• _The problem_
Restate the whole listing word for word. Pictures are left out.

• _Record set_

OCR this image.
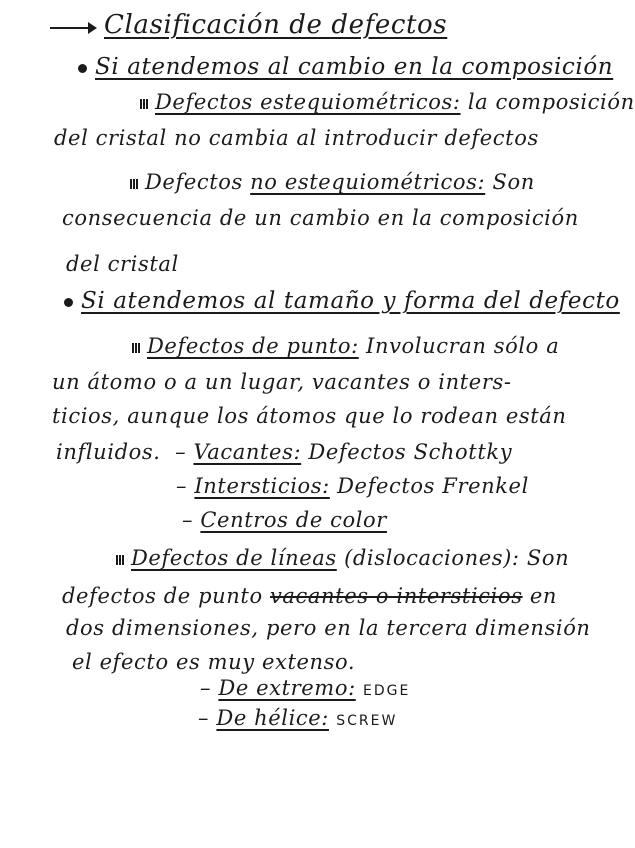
Clasificación de defectos
Si atendemos al cambio en la composición
Defectos estequiométricos: la composición
del cristal no cambia al introducir defectos
Defectos no estequiométricos: Son
consecuencia de un cambio en la composición
del cristal
Si atendemos al tamaño y forma del defecto
Defectos de punto: Involucran sólo a
un átomo o a un lugar, vacantes o inters-
ticios, aunque los átomos que lo rodean están
influidos.  – Vacantes: Defectos Schottky
– Intersticios: Defectos Frenkel
– Centros de color
Defectos de líneas (dislocaciones): Son
defectos de punto vacantes o intersticios en
dos dimensiones, pero en la tercera dimensión
el efecto es muy extenso.
– De extremo: EDGE
– De hélice: SCREW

• _Output_
OCR this image.
Clasificación de defectos
Si atendemos al cambio en la composición
Defectos estequiométricos: la composición
del cristal no cambia al introducir defectos
Defectos no estequiométricos: Son
consecuencia de un cambio en la composición
del cristal
Si atendemos al tamaño y forma del defecto
Defectos de punto: Involucran sólo a
un átomo o a un lugar, vacantes o inters-
ticios, aunque los átomos que lo rodean están
influidos.  – Vacantes: Defectos Schottky
– Intersticios: Defectos Frenkel
– Centros de color
Defectos de líneas (dislocaciones): Son
defectos de punto vacantes o intersticios en
dos dimensiones, pero en la tercera dimensión
el efecto es muy extenso.
– De extremo: EDGE
– De hélice: SCREW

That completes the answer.